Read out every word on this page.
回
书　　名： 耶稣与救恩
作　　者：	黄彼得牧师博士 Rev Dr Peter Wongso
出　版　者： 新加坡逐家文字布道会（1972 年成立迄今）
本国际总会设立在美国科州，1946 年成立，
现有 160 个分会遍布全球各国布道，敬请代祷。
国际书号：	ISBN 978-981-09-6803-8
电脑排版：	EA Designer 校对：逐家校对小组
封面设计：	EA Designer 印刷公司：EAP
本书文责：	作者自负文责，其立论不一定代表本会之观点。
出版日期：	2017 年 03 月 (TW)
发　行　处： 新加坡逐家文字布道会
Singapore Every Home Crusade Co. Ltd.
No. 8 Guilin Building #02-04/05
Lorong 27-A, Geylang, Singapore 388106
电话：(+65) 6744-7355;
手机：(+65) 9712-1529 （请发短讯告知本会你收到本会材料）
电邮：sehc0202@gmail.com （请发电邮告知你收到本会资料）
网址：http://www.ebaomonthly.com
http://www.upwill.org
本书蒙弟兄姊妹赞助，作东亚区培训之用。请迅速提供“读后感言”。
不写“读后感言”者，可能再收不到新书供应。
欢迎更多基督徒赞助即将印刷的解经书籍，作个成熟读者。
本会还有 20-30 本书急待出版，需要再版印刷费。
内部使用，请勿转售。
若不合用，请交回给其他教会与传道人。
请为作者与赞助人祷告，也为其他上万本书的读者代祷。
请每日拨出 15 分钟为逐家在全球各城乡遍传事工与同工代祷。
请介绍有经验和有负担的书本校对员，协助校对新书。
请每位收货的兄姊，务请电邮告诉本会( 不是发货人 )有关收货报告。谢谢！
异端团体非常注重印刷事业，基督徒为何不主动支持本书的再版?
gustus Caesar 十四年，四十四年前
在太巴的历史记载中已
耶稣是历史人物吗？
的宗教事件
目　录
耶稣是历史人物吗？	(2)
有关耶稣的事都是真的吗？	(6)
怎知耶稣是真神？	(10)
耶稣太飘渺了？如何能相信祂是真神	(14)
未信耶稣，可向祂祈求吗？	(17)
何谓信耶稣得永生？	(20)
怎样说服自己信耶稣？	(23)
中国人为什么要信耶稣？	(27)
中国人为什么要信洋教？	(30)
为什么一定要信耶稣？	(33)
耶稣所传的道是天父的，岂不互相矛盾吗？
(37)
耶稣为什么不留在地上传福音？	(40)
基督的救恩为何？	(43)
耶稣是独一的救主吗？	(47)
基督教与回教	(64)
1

..........

Exercise details => Count how many lines of the material hold the string "http". Give the number and nothing more.

Task response => 2